Read the material below and tally how many lines hold the word "durch", giving the number and nothing else.

• • • • •

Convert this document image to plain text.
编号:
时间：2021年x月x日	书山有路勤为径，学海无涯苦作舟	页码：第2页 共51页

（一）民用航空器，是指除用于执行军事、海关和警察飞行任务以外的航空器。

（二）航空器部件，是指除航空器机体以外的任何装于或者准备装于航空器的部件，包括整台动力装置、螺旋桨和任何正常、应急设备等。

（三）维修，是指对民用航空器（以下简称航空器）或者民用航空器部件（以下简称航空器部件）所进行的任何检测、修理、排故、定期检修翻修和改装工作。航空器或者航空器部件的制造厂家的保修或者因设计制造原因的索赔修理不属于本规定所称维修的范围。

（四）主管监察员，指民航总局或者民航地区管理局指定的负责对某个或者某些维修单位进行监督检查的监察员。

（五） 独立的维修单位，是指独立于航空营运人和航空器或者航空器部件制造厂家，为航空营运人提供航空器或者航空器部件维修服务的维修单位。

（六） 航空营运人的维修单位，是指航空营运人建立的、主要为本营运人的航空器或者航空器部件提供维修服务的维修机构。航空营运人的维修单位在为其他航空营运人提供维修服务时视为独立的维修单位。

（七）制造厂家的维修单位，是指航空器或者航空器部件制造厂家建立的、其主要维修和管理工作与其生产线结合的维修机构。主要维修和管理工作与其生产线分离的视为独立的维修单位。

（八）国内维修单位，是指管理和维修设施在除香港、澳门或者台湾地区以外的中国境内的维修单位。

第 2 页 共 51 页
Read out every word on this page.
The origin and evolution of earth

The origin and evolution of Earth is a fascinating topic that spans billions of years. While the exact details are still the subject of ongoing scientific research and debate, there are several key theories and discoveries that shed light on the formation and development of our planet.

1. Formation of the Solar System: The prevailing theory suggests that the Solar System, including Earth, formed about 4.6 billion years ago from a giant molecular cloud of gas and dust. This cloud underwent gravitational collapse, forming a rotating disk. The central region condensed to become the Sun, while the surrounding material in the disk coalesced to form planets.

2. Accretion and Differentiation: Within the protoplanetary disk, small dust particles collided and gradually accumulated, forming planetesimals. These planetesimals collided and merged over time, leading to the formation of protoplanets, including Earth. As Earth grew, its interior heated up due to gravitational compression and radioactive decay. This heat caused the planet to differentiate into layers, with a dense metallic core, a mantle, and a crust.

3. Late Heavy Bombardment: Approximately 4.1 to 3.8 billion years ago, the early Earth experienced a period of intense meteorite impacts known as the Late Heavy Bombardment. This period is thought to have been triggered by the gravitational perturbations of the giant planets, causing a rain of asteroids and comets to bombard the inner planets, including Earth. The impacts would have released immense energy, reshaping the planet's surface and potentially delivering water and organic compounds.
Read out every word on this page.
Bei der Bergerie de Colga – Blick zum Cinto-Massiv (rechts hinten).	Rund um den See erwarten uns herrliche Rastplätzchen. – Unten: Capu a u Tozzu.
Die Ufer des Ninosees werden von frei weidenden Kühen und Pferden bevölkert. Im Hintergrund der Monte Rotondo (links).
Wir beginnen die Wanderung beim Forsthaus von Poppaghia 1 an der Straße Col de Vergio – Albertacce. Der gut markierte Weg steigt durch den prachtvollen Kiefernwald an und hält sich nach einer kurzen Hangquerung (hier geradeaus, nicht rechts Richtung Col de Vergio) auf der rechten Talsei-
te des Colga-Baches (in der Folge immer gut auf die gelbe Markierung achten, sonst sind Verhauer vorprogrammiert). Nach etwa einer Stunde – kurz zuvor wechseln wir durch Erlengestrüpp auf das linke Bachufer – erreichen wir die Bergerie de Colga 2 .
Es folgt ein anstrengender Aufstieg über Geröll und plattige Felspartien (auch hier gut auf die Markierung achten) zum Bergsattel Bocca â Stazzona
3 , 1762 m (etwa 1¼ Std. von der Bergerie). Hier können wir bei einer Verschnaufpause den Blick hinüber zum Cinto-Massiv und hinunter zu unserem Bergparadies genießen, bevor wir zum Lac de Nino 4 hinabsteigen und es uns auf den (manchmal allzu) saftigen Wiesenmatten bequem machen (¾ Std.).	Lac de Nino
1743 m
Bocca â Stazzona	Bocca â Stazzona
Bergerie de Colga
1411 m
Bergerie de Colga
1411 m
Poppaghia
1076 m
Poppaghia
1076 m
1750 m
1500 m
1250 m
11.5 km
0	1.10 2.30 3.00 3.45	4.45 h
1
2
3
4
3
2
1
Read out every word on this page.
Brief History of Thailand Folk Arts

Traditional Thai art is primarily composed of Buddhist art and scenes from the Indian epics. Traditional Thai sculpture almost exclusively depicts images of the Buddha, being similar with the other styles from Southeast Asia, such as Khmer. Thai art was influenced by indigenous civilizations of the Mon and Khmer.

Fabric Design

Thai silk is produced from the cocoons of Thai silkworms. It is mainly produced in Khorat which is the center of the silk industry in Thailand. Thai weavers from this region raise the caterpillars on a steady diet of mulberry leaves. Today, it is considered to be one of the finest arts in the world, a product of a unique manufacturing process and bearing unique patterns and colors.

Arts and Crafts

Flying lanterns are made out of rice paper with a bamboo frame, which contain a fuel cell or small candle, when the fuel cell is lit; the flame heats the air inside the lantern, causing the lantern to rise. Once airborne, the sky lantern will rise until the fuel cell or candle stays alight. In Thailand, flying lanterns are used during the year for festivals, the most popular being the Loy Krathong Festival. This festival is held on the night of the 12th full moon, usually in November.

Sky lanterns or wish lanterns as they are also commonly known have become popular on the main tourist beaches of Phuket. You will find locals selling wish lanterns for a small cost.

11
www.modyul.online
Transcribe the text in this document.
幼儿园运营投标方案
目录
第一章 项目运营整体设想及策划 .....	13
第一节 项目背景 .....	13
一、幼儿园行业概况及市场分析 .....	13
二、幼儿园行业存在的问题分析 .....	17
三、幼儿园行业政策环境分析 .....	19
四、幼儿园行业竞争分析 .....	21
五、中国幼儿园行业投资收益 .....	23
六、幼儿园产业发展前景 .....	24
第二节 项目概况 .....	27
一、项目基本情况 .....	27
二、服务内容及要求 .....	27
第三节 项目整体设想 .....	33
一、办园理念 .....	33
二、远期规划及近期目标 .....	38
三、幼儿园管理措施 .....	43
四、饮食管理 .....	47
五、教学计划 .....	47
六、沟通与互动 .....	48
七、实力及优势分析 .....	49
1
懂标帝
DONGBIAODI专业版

• • • • •

— Result of the exercise —
2